▶ _Written task_
Copy out the records from the line with "pump-curve-thin <box>47 89 627 222</box>" through the line with "efficiency-curve <box>47 273 337 382</box>", keeping every line exactly the same.

▼

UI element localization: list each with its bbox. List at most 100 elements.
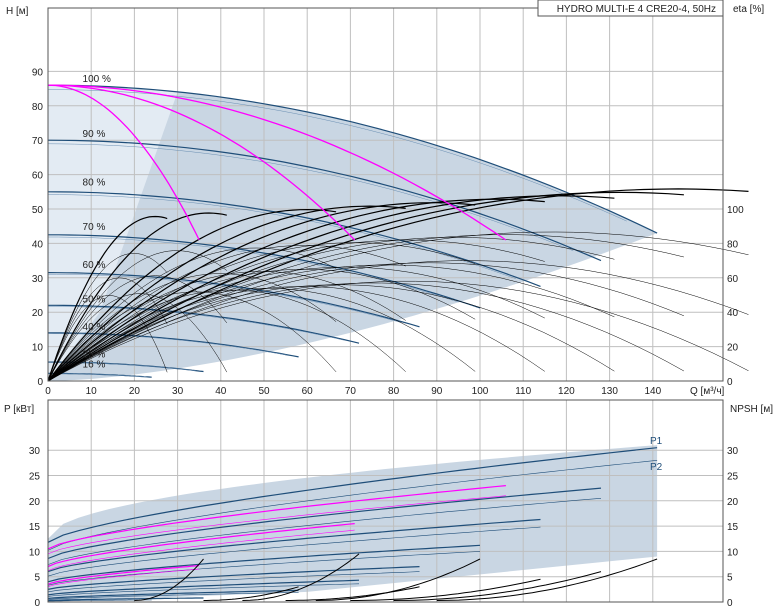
pump-curve-thin <box>47 89 627 222</box>
efficiency-curve <box>47 264 615 382</box>
top-x-tick: 30 <box>172 386 184 397</box>
top-y-tick: 70 <box>32 136 44 147</box>
system-curve <box>47 84 507 241</box>
npsh-curve <box>242 553 360 601</box>
bottom-y2-tick: 25 <box>727 472 739 483</box>
efficiency-curve <box>47 195 615 382</box>
bottom-y2-tick: 5 <box>727 573 733 584</box>
speed-label: 25 % <box>83 349 106 360</box>
top-y-label: H [м] <box>6 6 29 17</box>
pump-curve-thin <box>47 143 574 252</box>
power-curve-system <box>47 529 355 571</box>
top-y-tick: 60 <box>32 171 44 182</box>
bottom-y-tick: 15 <box>29 522 41 533</box>
bottom-y-tick: 25 <box>29 472 41 483</box>
bottom-y2-tick: 10 <box>727 547 739 558</box>
efficiency-curve <box>47 284 615 382</box>
top-y-tick: 30 <box>32 274 44 285</box>
power-curve <box>47 526 541 577</box>
efficiency-curve <box>47 198 545 382</box>
bottom-y2-label: NPSH [м] <box>730 404 773 415</box>
npsh-curve <box>285 586 420 601</box>
bottom-y2-tick: 20 <box>727 497 739 508</box>
efficiency-curve <box>47 277 168 382</box>
bottom-y2-tick: 0 <box>727 598 733 609</box>
efficiency-curve <box>47 273 337 382</box>
power-curve-system <box>47 565 200 585</box>
title-box <box>537 0 724 17</box>
efficiency-curve <box>47 208 337 382</box>
efficiency-curve <box>47 286 545 382</box>
power-curve <box>47 589 299 600</box>
power-curve <box>47 597 204 602</box>
efficiency-curve <box>47 266 545 382</box>
power-curve-system <box>47 495 506 555</box>
efficiency-curve <box>47 262 684 382</box>
efficiency-curve <box>47 250 227 382</box>
power-curve <box>47 551 481 586</box>
power-curve <box>47 487 602 560</box>
top-x-tick: 140 <box>644 386 661 397</box>
pump-curve-thin <box>48 306 344 341</box>
system-curve <box>47 84 356 241</box>
top-x-tick: 40 <box>215 386 227 397</box>
top-x-tick: 120 <box>558 386 575 397</box>
speed-label: 16 % <box>83 360 106 371</box>
npsh-curve <box>134 558 204 601</box>
speed-label: 80 % <box>83 177 106 188</box>
p2-label: P2 <box>650 462 663 473</box>
power-curve <box>47 592 299 600</box>
speed-label: 70 % <box>83 222 106 233</box>
npsh-curve <box>436 558 658 601</box>
top-y2-tick: 40 <box>727 308 739 319</box>
efficiency-curve <box>47 231 749 382</box>
top-x-tick: 130 <box>601 386 618 397</box>
top-x-label: Q [м³/ч] <box>690 386 725 397</box>
top-tick-labels: 0 10 20 30 40 50 60 70 80 90 100 110 120 130 140 0 10 20 3… <box>32 67 744 397</box>
top-y2-tick: 0 <box>727 377 733 388</box>
efficiency-curve <box>47 271 406 382</box>
efficiency-curve <box>47 280 749 382</box>
bottom-y-tick: 0 <box>34 598 40 609</box>
top-y2-tick: 80 <box>727 239 739 250</box>
npsh-curve <box>315 558 481 601</box>
bottom-y2-tick: 30 <box>727 446 739 457</box>
efficiency-curve <box>47 247 337 382</box>
efficiency-curve <box>47 239 545 382</box>
p1-label: P1 <box>650 436 663 447</box>
pump-curve <box>47 84 658 234</box>
efficiency-curve <box>47 212 227 382</box>
top-y-tick: 40 <box>32 239 44 250</box>
bottom-tick-labels: 0 5 10 15 20 25 30 0 5 10 15 20 25 30 <box>29 446 739 609</box>
pump-curve-thin <box>47 194 516 279</box>
efficiency-curve <box>47 205 406 382</box>
chart-title: HYDRO MULTI-E 4 CRE20-4, 50Hz <box>557 4 716 15</box>
speed-label: 60 % <box>83 260 106 271</box>
pump-curve <box>47 332 299 358</box>
top-x-tick: 100 <box>472 386 489 397</box>
efficiency-curve <box>47 295 168 382</box>
efficiency-curve <box>47 288 476 382</box>
top-y2-label: eta [%] <box>733 4 764 15</box>
speed-label: 50 % <box>83 294 106 305</box>
pump-curve-thin <box>48 274 401 323</box>
top-speed-labels: 100 % 90 % 80 % 70 % 60 % 50 % 40 % 25 %16 % <box>83 74 111 371</box>
power-curve <box>47 599 152 602</box>
npsh-curve <box>350 578 541 601</box>
npsh-curve <box>393 571 602 601</box>
efficiency-curve <box>47 269 476 382</box>
efficiency-curve <box>47 202 476 382</box>
power-curve <box>47 583 360 597</box>
power-curve <box>47 447 658 543</box>
top-y-tick: 0 <box>37 377 43 388</box>
npsh-curve <box>203 586 299 601</box>
efficiency-curve <box>47 291 337 382</box>
top-plot-frame <box>47 7 724 382</box>
pump-curve <box>48 234 481 309</box>
efficiency-curve <box>47 188 749 382</box>
top-x-tick: 60 <box>302 386 314 397</box>
top-y2-tick: 20 <box>727 343 739 354</box>
efficiency-curve <box>47 289 406 382</box>
top-y2-tick: 100 <box>727 205 744 216</box>
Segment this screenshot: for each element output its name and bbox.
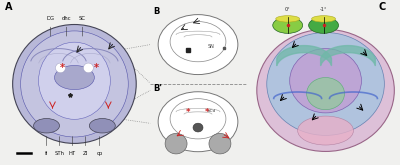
Ellipse shape <box>34 118 60 133</box>
Ellipse shape <box>193 123 203 132</box>
Text: dhc: dhc <box>62 16 71 36</box>
Ellipse shape <box>257 29 394 151</box>
Text: 0°: 0° <box>285 7 290 12</box>
Text: cp: cp <box>96 137 103 156</box>
Text: B: B <box>153 7 160 16</box>
Ellipse shape <box>273 17 303 33</box>
Ellipse shape <box>165 133 187 154</box>
Ellipse shape <box>170 22 226 62</box>
Ellipse shape <box>56 63 66 73</box>
Text: *: * <box>60 63 65 73</box>
Text: A: A <box>5 2 12 12</box>
Ellipse shape <box>54 66 94 90</box>
Ellipse shape <box>170 99 226 139</box>
Text: fi: fi <box>45 137 48 156</box>
Ellipse shape <box>312 16 336 22</box>
Ellipse shape <box>89 118 115 133</box>
Ellipse shape <box>290 49 362 113</box>
Ellipse shape <box>21 31 128 137</box>
Ellipse shape <box>84 63 93 73</box>
Ellipse shape <box>309 17 338 33</box>
Ellipse shape <box>38 42 110 119</box>
Ellipse shape <box>298 116 354 145</box>
Text: DG: DG <box>46 16 54 36</box>
Text: B': B' <box>153 84 162 93</box>
Ellipse shape <box>158 15 238 75</box>
Text: dCd: dCd <box>208 109 216 113</box>
Ellipse shape <box>158 92 238 152</box>
Ellipse shape <box>13 25 136 143</box>
Text: *: * <box>94 63 99 73</box>
Text: -1°: -1° <box>320 7 327 12</box>
Text: HT: HT <box>69 137 76 156</box>
Text: STh: STh <box>55 137 65 156</box>
Text: *: * <box>204 108 209 117</box>
Ellipse shape <box>209 133 231 154</box>
Text: C: C <box>378 2 385 12</box>
Ellipse shape <box>276 16 300 22</box>
Ellipse shape <box>307 78 344 110</box>
Ellipse shape <box>267 33 384 135</box>
Text: SN: SN <box>208 44 215 49</box>
Text: SC: SC <box>79 16 86 36</box>
Text: *: * <box>186 108 190 117</box>
Text: ZI: ZI <box>83 137 88 156</box>
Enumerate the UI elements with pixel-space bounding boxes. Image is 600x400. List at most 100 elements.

▲

▶ _Response to the task_
pump-curve-thin <box>47 89 627 222</box>
efficiency-curve <box>47 264 615 382</box>
top-x-tick: 30 <box>172 386 184 397</box>
top-y-tick: 70 <box>32 136 44 147</box>
system-curve <box>47 84 507 241</box>
npsh-curve <box>242 553 360 601</box>
bottom-y2-tick: 25 <box>727 472 739 483</box>
efficiency-curve <box>47 195 615 382</box>
bottom-y2-tick: 5 <box>727 573 733 584</box>
speed-label: 25 % <box>83 349 106 360</box>
top-y-label: H [м] <box>6 6 29 17</box>
pump-curve-thin <box>47 143 574 252</box>
power-curve-system <box>47 529 355 571</box>
top-y-tick: 60 <box>32 171 44 182</box>
bottom-y-tick: 15 <box>29 522 41 533</box>
bottom-y-tick: 25 <box>29 472 41 483</box>
bottom-y2-tick: 10 <box>727 547 739 558</box>
efficiency-curve <box>47 284 615 382</box>
top-y-tick: 30 <box>32 274 44 285</box>
power-curve <box>47 526 541 577</box>
efficiency-curve <box>47 198 545 382</box>
bottom-y2-label: NPSH [м] <box>730 404 773 415</box>
npsh-curve <box>285 586 420 601</box>
bottom-y2-tick: 20 <box>727 497 739 508</box>
efficiency-curve <box>47 277 168 382</box>
bottom-y2-tick: 0 <box>727 598 733 609</box>
efficiency-curve <box>47 273 337 382</box>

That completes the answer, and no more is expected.